Dataset extract:
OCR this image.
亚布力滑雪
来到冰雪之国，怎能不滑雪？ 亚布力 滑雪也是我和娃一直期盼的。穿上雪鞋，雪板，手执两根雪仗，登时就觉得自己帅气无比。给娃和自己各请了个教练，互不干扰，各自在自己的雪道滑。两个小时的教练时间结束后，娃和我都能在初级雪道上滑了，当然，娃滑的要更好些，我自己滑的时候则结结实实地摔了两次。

==

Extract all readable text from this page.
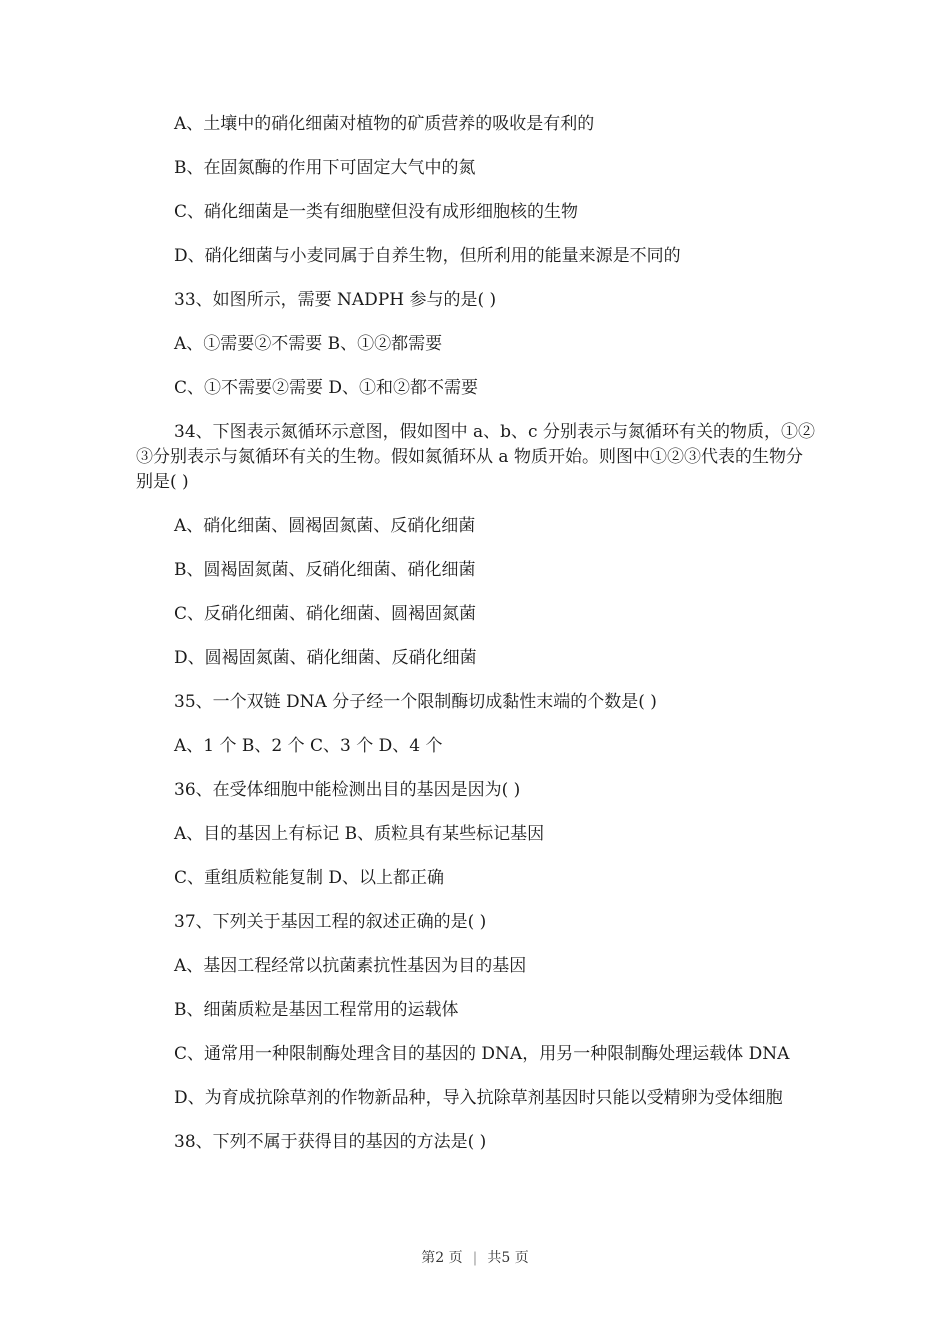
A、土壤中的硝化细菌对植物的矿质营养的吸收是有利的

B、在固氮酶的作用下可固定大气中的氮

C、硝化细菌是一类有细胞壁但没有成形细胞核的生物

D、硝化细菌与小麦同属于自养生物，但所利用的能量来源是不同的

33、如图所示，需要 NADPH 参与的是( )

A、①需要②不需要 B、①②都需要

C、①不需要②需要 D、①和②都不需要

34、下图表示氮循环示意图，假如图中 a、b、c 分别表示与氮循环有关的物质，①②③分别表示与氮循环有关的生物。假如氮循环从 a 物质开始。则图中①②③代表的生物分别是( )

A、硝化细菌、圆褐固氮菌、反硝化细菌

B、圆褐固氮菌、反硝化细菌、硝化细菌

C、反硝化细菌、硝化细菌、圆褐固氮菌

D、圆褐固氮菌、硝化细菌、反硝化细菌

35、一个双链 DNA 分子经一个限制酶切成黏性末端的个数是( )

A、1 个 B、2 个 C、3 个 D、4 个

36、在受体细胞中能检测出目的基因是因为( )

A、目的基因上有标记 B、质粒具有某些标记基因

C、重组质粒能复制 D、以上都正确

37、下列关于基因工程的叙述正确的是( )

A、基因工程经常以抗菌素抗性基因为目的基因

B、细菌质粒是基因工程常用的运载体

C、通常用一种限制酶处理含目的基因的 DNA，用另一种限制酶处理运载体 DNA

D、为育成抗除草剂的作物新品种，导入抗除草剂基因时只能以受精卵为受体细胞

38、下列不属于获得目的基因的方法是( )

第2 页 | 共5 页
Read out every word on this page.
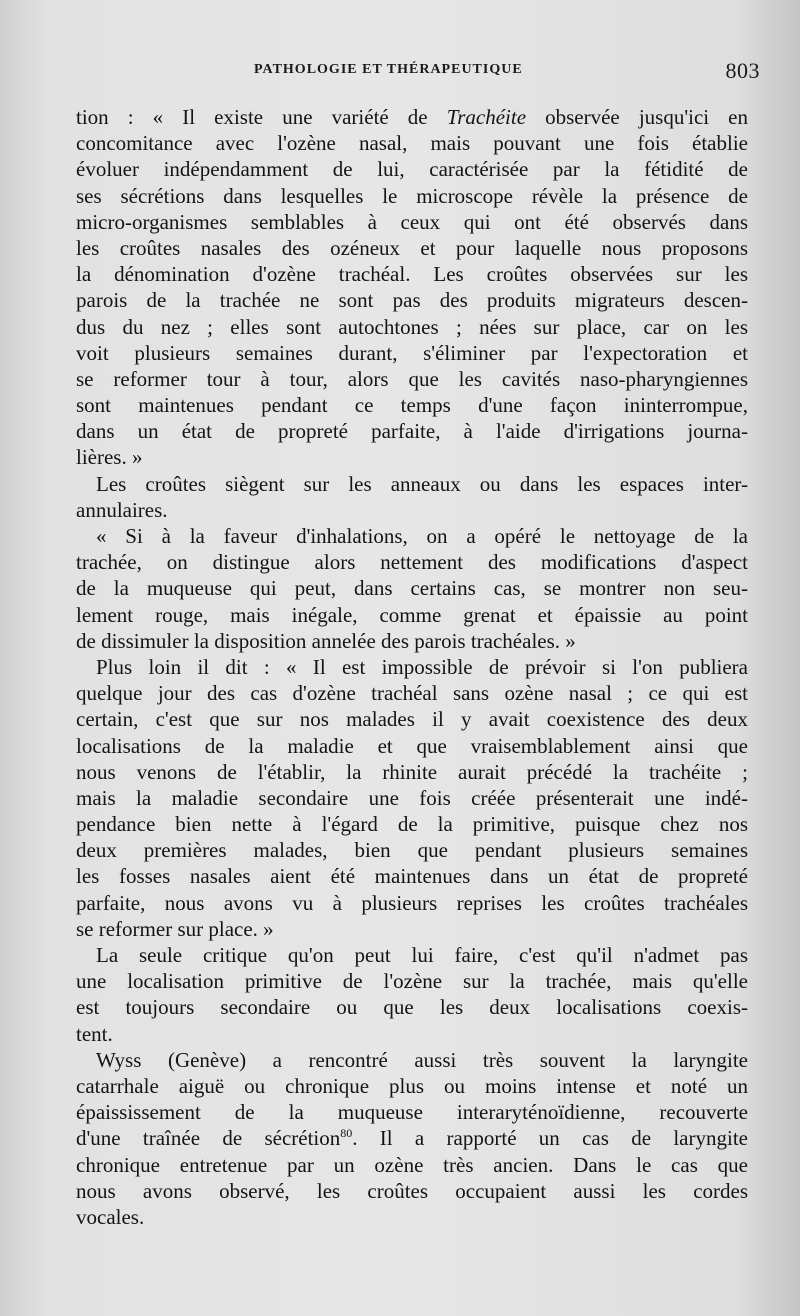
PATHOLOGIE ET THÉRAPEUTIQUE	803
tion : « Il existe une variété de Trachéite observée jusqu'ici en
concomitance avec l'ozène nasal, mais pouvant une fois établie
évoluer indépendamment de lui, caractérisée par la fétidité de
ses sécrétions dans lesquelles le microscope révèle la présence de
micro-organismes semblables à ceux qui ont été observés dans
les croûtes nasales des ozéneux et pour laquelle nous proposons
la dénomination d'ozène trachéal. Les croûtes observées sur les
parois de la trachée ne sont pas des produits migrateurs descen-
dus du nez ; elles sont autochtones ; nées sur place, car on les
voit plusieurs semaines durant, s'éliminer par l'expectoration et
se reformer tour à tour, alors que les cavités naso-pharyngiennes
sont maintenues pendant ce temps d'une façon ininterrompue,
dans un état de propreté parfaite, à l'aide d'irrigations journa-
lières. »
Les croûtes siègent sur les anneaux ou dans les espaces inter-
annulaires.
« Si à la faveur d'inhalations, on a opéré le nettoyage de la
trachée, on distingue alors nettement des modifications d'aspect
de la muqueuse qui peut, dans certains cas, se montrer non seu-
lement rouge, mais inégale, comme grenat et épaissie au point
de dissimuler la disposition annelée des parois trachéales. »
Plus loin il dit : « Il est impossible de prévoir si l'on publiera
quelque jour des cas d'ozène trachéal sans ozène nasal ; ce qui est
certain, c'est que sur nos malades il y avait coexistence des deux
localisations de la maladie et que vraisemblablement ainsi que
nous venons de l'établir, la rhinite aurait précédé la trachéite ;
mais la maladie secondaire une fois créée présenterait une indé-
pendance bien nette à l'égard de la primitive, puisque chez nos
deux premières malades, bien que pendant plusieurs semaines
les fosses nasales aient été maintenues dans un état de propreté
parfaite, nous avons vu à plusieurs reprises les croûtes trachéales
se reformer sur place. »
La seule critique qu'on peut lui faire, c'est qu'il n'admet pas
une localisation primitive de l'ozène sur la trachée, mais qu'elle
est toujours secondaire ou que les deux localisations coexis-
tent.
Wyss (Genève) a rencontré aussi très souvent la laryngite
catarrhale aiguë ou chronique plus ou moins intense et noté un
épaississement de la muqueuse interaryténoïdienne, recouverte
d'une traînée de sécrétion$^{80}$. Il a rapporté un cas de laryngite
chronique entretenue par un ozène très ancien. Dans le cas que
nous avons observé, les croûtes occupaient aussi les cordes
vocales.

* * *

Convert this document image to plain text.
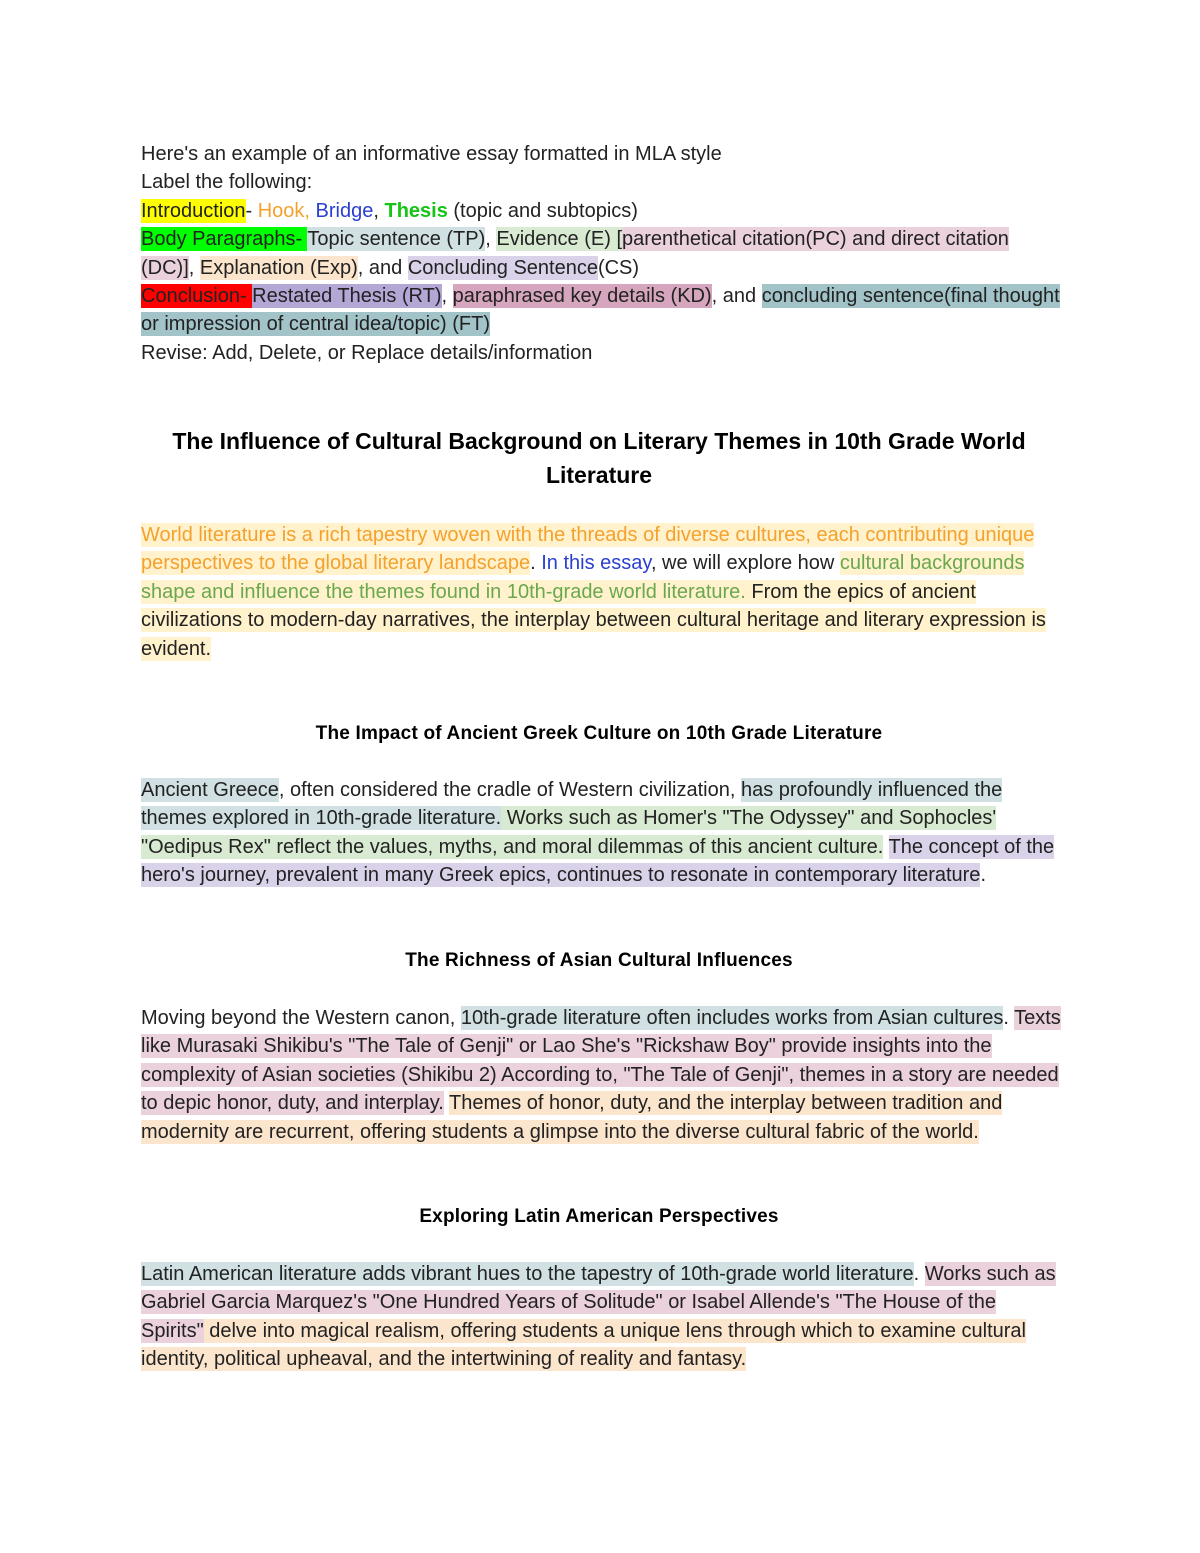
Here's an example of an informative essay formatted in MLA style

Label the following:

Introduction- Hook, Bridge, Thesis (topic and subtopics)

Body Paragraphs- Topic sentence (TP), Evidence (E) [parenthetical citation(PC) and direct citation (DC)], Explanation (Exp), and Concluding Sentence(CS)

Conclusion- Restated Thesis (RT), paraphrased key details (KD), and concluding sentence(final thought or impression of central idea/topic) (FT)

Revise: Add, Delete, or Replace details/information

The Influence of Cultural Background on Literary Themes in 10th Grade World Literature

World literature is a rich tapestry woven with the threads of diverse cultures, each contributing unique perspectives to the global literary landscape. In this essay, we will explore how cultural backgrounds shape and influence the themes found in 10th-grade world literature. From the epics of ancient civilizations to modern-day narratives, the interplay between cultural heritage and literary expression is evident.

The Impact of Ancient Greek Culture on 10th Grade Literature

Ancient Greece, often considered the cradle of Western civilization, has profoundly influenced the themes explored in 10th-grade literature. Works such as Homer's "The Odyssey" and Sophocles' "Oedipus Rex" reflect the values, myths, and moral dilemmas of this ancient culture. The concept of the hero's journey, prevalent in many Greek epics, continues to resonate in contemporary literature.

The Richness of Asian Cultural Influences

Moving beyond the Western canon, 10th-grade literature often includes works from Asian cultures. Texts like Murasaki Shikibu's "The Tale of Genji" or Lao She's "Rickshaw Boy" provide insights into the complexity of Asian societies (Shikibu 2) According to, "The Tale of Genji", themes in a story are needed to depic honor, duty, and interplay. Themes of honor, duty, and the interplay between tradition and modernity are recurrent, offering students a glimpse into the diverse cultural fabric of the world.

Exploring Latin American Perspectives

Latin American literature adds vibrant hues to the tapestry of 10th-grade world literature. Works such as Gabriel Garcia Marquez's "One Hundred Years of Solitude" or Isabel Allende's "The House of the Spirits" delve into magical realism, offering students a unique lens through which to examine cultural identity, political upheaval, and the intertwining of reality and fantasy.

Aim: Go through the records and pull out each line that includes the word "often".

Completed task:
Ancient Greece, often considered the cradle of Western civilization, has profoundly influenced the themes explored in 10th-grade literature. Works such as Homer's "The Odyssey" and Sophocles' "Oedipus Rex" reflect the values, myths, and moral dilemmas of this ancient culture. The concept of the hero's journey, prevalent in many Greek epics, continues to resonate in contemporary literature.
Moving beyond the Western canon, 10th-grade literature often includes works from Asian cultures. Texts like Murasaki Shikibu's "The Tale of Genji" or Lao She's "Rickshaw Boy" provide insights into the complexity of Asian societies (Shikibu 2) According to, "The Tale of Genji", themes in a story are needed to depic honor, duty, and interplay. Themes of honor, duty, and the interplay between tradition and modernity are recurrent, offering students a glimpse into the diverse cultural fabric of the world.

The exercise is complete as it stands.